PROBLEM DESCRIPTION
Reproduce every entry exactly, without alteration.

DATA FOR PROCESSING
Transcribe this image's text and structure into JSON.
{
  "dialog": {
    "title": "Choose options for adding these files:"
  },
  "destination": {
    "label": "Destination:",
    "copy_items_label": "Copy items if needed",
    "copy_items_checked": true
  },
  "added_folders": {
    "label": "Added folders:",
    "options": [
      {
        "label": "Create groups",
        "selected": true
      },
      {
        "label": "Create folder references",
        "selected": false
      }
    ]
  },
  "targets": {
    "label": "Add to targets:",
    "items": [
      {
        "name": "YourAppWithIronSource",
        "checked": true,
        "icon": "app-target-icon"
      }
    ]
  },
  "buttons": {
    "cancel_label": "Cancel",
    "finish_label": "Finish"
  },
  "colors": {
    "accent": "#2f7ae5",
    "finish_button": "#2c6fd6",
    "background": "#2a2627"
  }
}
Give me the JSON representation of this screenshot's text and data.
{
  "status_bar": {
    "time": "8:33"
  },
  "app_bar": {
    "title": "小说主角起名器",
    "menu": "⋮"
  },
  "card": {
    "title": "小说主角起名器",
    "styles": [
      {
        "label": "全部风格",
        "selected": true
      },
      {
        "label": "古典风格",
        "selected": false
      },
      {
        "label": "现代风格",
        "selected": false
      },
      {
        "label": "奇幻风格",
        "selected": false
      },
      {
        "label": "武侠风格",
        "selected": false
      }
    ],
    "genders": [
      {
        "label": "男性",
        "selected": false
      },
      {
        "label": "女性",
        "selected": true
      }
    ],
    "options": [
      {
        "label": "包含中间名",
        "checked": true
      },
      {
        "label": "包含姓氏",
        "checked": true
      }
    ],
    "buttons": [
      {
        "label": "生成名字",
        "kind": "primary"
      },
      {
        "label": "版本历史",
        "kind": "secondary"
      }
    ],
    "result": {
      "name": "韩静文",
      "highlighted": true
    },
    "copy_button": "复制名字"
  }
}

FINISHED ANSWER
Transcribe this image's text and structure into JSON.
{
  "dialog": {
    "title": "Choose options for adding these files:"
  },
  "destination": {
    "label": "Destination:",
    "copy_items_label": "Copy items if needed",
    "copy_items_checked": true
  },
  "added_folders": {
    "label": "Added folders:",
    "options": [
      {
        "label": "Create groups",
        "selected": true
      },
      {
        "label": "Create folder references",
        "selected": false
      }
    ]
  },
  "targets": {
    "label": "Add to targets:",
    "items": [
      {
        "name": "YourAppWithIronSource",
        "checked": true,
        "icon": "app-target-icon"
      }
    ]
  },
  "buttons": {
    "cancel_label": "Cancel",
    "finish_label": "Finish"
  },
  "colors": {
    "accent": "#2f7ae5",
    "finish_button": "#2c6fd6",
    "background": "#2a2627"
  }
}
Give me the JSON representation of this screenshot's text and data.
{
  "status_bar": {
    "time": "8:33"
  },
  "app_bar": {
    "title": "小说主角起名器",
    "menu": "⋮"
  },
  "card": {
    "title": "小说主角起名器",
    "styles": [
      {
        "label": "全部风格",
        "selected": true
      },
      {
        "label": "古典风格",
        "selected": false
      },
      {
        "label": "现代风格",
        "selected": false
      },
      {
        "label": "奇幻风格",
        "selected": false
      },
      {
        "label": "武侠风格",
        "selected": false
      }
    ],
    "genders": [
      {
        "label": "男性",
        "selected": false
      },
      {
        "label": "女性",
        "selected": true
      }
    ],
    "options": [
      {
        "label": "包含中间名",
        "checked": true
      },
      {
        "label": "包含姓氏",
        "checked": true
      }
    ],
    "buttons": [
      {
        "label": "生成名字",
        "kind": "primary"
      },
      {
        "label": "版本历史",
        "kind": "secondary"
      }
    ],
    "result": {
      "name": "韩静文",
      "highlighted": true
    },
    "copy_button": "复制名字"
  }
}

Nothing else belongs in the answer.